[start of Supplied data]

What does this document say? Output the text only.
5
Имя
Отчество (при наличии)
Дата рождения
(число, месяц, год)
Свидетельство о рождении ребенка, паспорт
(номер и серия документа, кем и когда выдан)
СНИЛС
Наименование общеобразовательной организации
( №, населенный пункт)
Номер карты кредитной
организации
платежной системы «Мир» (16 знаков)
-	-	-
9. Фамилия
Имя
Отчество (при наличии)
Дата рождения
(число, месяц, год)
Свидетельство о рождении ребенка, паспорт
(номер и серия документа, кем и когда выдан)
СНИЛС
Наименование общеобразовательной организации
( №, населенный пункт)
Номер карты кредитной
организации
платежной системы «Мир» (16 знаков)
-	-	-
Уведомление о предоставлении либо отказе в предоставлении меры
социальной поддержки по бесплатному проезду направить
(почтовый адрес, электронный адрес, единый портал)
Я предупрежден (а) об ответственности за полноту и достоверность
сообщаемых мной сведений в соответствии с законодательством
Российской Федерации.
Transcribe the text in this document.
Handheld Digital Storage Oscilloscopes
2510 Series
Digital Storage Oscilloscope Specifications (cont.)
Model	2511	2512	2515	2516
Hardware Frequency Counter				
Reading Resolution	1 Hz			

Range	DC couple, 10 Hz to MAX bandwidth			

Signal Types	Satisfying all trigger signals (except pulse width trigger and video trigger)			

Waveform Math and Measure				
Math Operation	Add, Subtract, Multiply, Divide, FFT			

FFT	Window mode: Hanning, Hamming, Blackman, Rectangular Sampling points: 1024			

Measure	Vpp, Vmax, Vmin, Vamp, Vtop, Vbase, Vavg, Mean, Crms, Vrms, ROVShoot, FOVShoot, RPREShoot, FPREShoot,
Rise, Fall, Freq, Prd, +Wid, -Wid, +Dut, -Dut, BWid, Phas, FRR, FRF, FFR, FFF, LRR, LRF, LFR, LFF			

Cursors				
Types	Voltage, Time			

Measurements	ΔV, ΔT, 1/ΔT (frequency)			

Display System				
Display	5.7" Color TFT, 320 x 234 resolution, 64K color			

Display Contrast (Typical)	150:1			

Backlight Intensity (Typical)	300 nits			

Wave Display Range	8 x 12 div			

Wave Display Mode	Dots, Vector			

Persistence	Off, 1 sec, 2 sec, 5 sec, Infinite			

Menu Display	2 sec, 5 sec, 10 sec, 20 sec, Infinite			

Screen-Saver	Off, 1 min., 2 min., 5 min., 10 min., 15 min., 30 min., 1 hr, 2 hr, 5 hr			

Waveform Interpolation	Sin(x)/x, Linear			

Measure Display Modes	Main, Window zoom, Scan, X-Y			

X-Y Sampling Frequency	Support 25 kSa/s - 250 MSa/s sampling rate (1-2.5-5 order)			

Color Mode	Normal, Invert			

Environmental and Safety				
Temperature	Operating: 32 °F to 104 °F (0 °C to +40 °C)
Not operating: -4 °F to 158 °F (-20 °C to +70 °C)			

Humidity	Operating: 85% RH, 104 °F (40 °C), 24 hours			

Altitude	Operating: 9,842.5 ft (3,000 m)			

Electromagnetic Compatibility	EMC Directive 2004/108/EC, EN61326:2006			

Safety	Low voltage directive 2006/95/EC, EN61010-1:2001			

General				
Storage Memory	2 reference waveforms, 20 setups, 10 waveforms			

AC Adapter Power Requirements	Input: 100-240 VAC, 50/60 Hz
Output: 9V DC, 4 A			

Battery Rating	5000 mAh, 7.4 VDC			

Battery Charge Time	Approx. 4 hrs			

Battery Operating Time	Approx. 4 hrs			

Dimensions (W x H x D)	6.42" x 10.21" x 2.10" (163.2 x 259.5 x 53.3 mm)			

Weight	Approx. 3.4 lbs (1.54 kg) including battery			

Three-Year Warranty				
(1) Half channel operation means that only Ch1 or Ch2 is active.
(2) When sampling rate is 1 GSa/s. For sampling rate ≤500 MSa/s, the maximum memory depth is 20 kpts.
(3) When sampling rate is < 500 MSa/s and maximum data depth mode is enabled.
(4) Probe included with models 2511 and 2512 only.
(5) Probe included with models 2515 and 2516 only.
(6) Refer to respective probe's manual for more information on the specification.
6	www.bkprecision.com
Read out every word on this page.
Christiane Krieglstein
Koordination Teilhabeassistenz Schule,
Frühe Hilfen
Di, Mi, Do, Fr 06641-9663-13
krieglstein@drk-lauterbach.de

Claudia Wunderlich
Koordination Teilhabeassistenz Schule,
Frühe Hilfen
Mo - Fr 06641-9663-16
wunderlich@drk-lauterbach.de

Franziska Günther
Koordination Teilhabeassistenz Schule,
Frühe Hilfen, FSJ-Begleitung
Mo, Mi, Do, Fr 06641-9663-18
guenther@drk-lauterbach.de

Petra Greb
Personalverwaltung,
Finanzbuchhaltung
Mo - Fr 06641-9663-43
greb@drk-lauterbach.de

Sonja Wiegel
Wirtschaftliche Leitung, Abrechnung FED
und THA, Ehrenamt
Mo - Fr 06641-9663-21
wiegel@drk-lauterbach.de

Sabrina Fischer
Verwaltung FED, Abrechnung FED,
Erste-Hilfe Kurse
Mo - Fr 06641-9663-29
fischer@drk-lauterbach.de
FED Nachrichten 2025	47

[end of Supplied data]

• _What the task requires_:
Quote all the records exactly, please, leaving none out.

• _Response below_:
What does this document say? Output the text only.
5
Имя
Отчество (при наличии)
Дата рождения
(число, месяц, год)
Свидетельство о рождении ребенка, паспорт
(номер и серия документа, кем и когда выдан)
СНИЛС
Наименование общеобразовательной организации
( №, населенный пункт)
Номер карты кредитной
организации
платежной системы «Мир» (16 знаков)
-	-	-
9. Фамилия
Имя
Отчество (при наличии)
Дата рождения
(число, месяц, год)
Свидетельство о рождении ребенка, паспорт
(номер и серия документа, кем и когда выдан)
СНИЛС
Наименование общеобразовательной организации
( №, населенный пункт)
Номер карты кредитной
организации
платежной системы «Мир» (16 знаков)
-	-	-
Уведомление о предоставлении либо отказе в предоставлении меры
социальной поддержки по бесплатному проезду направить
(почтовый адрес, электронный адрес, единый портал)
Я предупрежден (а) об ответственности за полноту и достоверность
сообщаемых мной сведений в соответствии с законодательством
Российской Федерации.
Transcribe the text in this document.
Handheld Digital Storage Oscilloscopes
2510 Series
Digital Storage Oscilloscope Specifications (cont.)
Model	2511	2512	2515	2516
Hardware Frequency Counter				
Reading Resolution	1 Hz			

Range	DC couple, 10 Hz to MAX bandwidth			

Signal Types	Satisfying all trigger signals (except pulse width trigger and video trigger)			

Waveform Math and Measure				
Math Operation	Add, Subtract, Multiply, Divide, FFT			

FFT	Window mode: Hanning, Hamming, Blackman, Rectangular Sampling points: 1024			

Measure	Vpp, Vmax, Vmin, Vamp, Vtop, Vbase, Vavg, Mean, Crms, Vrms, ROVShoot, FOVShoot, RPREShoot, FPREShoot,
Rise, Fall, Freq, Prd, +Wid, -Wid, +Dut, -Dut, BWid, Phas, FRR, FRF, FFR, FFF, LRR, LRF, LFR, LFF			

Cursors				
Types	Voltage, Time			

Measurements	ΔV, ΔT, 1/ΔT (frequency)			

Display System				
Display	5.7" Color TFT, 320 x 234 resolution, 64K color			

Display Contrast (Typical)	150:1			

Backlight Intensity (Typical)	300 nits			

Wave Display Range	8 x 12 div			

Wave Display Mode	Dots, Vector			

Persistence	Off, 1 sec, 2 sec, 5 sec, Infinite			

Menu Display	2 sec, 5 sec, 10 sec, 20 sec, Infinite			

Screen-Saver	Off, 1 min., 2 min., 5 min., 10 min., 15 min., 30 min., 1 hr, 2 hr, 5 hr			

Waveform Interpolation	Sin(x)/x, Linear			

Measure Display Modes	Main, Window zoom, Scan, X-Y			

X-Y Sampling Frequency	Support 25 kSa/s - 250 MSa/s sampling rate (1-2.5-5 order)			

Color Mode	Normal, Invert			

Environmental and Safety				
Temperature	Operating: 32 °F to 104 °F (0 °C to +40 °C)
Not operating: -4 °F to 158 °F (-20 °C to +70 °C)			

Humidity	Operating: 85% RH, 104 °F (40 °C), 24 hours			

Altitude	Operating: 9,842.5 ft (3,000 m)			

Electromagnetic Compatibility	EMC Directive 2004/108/EC, EN61326:2006			

Safety	Low voltage directive 2006/95/EC, EN61010-1:2001			

General				
Storage Memory	2 reference waveforms, 20 setups, 10 waveforms			

AC Adapter Power Requirements	Input: 100-240 VAC, 50/60 Hz
Output: 9V DC, 4 A			

Battery Rating	5000 mAh, 7.4 VDC			

Battery Charge Time	Approx. 4 hrs			

Battery Operating Time	Approx. 4 hrs			

Dimensions (W x H x D)	6.42" x 10.21" x 2.10" (163.2 x 259.5 x 53.3 mm)			

Weight	Approx. 3.4 lbs (1.54 kg) including battery			

Three-Year Warranty				
(1) Half channel operation means that only Ch1 or Ch2 is active.
(2) When sampling rate is 1 GSa/s. For sampling rate ≤500 MSa/s, the maximum memory depth is 20 kpts.
(3) When sampling rate is < 500 MSa/s and maximum data depth mode is enabled.
(4) Probe included with models 2511 and 2512 only.
(5) Probe included with models 2515 and 2516 only.
(6) Refer to respective probe's manual for more information on the specification.
6	www.bkprecision.com
Read out every word on this page.
Christiane Krieglstein
Koordination Teilhabeassistenz Schule,
Frühe Hilfen
Di, Mi, Do, Fr 06641-9663-13
krieglstein@drk-lauterbach.de

Claudia Wunderlich
Koordination Teilhabeassistenz Schule,
Frühe Hilfen
Mo - Fr 06641-9663-16
wunderlich@drk-lauterbach.de

Franziska Günther
Koordination Teilhabeassistenz Schule,
Frühe Hilfen, FSJ-Begleitung
Mo, Mi, Do, Fr 06641-9663-18
guenther@drk-lauterbach.de

Petra Greb
Personalverwaltung,
Finanzbuchhaltung
Mo - Fr 06641-9663-43
greb@drk-lauterbach.de

Sonja Wiegel
Wirtschaftliche Leitung, Abrechnung FED
und THA, Ehrenamt
Mo - Fr 06641-9663-21
wiegel@drk-lauterbach.de

Sabrina Fischer
Verwaltung FED, Abrechnung FED,
Erste-Hilfe Kurse
Mo - Fr 06641-9663-29
fischer@drk-lauterbach.de
FED Nachrichten 2025	47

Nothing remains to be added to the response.